Raw records:
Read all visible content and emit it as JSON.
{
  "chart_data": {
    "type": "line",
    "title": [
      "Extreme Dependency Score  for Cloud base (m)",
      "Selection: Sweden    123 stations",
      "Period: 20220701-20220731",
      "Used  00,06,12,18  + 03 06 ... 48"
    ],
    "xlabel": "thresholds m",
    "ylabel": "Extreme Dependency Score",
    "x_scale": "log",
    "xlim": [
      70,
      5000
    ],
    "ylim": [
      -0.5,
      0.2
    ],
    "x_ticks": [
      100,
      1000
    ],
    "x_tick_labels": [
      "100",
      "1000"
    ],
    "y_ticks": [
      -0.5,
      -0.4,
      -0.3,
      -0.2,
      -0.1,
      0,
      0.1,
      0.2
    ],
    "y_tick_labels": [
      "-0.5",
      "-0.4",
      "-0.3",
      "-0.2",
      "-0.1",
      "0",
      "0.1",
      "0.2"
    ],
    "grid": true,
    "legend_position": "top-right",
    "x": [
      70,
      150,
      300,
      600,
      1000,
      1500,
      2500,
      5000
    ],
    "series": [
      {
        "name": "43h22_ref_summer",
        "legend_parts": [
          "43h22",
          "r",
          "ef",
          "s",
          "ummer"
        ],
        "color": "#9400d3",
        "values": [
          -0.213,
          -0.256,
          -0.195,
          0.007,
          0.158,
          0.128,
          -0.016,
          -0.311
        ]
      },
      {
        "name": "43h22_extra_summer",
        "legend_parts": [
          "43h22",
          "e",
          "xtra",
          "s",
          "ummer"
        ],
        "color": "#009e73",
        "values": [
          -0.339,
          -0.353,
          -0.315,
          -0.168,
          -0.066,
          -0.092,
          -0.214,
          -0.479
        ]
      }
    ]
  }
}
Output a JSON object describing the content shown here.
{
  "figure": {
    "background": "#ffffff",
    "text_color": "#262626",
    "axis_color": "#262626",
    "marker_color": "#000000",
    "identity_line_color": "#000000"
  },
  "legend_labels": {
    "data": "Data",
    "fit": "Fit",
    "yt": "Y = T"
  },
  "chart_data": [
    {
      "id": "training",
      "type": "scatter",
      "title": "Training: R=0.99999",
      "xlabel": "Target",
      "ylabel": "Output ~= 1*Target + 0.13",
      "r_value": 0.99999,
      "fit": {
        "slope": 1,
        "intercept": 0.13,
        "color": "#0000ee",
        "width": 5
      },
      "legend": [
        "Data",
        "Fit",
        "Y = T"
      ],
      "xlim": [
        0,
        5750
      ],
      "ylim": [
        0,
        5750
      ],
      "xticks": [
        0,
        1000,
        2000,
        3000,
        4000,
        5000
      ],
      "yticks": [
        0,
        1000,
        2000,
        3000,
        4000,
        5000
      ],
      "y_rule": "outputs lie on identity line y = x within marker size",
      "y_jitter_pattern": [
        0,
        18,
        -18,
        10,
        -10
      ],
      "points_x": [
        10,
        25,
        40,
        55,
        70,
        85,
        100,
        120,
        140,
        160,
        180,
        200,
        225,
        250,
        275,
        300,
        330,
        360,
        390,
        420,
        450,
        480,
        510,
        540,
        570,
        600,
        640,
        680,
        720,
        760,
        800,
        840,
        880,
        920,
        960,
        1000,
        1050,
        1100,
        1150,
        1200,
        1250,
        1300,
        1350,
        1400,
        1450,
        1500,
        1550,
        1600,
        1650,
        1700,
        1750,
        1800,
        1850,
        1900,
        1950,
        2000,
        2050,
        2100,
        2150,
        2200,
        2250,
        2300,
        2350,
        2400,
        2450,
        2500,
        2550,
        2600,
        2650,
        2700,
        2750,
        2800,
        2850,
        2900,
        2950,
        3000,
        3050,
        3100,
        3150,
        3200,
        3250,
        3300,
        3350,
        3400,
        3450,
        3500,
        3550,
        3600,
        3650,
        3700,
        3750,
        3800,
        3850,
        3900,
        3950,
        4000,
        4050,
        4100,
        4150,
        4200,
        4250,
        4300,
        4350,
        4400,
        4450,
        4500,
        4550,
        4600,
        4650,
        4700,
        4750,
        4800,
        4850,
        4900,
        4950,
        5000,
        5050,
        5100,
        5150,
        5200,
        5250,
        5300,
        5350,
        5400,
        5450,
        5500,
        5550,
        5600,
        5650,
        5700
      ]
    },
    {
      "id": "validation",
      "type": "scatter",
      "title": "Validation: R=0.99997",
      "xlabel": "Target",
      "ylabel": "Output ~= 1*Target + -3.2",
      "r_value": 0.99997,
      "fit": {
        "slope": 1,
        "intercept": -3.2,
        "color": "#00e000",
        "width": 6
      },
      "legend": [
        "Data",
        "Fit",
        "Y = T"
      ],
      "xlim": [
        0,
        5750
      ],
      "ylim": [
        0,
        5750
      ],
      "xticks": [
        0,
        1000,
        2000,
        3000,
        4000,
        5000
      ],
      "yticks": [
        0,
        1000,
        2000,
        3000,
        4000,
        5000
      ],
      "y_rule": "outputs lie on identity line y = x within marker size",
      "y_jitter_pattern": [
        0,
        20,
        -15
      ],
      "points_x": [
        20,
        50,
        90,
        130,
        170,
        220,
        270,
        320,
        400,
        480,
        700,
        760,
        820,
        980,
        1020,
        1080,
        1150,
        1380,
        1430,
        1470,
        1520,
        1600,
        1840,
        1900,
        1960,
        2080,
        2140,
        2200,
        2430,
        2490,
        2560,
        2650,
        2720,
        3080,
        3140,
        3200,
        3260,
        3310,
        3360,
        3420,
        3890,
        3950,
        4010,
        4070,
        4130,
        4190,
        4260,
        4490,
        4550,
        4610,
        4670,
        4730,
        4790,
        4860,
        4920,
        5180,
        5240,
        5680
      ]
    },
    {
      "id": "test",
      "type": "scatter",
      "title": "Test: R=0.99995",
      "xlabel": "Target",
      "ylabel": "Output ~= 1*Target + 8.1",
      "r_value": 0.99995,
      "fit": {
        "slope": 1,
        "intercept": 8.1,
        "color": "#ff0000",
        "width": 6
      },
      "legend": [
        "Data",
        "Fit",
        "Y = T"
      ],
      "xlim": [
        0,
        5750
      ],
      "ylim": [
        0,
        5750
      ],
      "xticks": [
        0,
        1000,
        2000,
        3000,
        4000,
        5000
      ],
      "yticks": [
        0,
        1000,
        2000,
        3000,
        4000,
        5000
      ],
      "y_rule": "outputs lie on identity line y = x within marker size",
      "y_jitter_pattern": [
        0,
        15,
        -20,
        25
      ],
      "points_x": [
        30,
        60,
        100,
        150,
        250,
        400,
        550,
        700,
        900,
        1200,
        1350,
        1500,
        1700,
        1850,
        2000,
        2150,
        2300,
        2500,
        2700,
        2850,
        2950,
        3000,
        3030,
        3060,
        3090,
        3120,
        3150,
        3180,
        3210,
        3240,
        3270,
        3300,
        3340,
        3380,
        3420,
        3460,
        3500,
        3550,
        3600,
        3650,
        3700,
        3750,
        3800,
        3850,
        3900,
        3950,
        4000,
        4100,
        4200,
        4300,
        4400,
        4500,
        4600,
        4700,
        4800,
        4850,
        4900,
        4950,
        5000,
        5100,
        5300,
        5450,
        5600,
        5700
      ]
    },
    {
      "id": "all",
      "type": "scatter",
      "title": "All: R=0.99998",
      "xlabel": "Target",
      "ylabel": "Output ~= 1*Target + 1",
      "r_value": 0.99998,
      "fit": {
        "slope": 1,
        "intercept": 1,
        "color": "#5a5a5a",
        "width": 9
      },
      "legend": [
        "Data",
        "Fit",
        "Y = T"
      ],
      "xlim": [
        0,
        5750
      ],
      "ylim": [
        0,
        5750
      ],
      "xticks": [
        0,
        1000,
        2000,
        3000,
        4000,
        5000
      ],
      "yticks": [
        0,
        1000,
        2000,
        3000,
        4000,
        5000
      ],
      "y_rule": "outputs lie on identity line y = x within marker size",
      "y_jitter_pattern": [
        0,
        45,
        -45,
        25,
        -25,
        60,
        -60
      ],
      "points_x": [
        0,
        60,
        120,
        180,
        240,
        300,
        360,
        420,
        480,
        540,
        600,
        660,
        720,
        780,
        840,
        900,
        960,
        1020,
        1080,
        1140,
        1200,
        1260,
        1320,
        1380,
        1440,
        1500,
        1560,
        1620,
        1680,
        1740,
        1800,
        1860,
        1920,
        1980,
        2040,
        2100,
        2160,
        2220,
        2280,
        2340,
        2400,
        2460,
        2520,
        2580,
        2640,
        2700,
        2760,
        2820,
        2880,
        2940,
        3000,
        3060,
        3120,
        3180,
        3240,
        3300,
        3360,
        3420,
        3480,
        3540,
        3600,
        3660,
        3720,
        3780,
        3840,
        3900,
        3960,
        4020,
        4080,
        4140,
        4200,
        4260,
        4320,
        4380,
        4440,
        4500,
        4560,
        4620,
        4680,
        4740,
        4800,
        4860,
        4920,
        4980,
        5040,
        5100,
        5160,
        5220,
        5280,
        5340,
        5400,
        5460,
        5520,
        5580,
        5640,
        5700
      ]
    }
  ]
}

# EXERCISE TASK:
Look for lines containing the string "Dependency" and copy them all.

# CORRECT OUTPUT:
      "Extreme Dependency Score  for Cloud base (m)",
    "ylabel": "Extreme Dependency Score",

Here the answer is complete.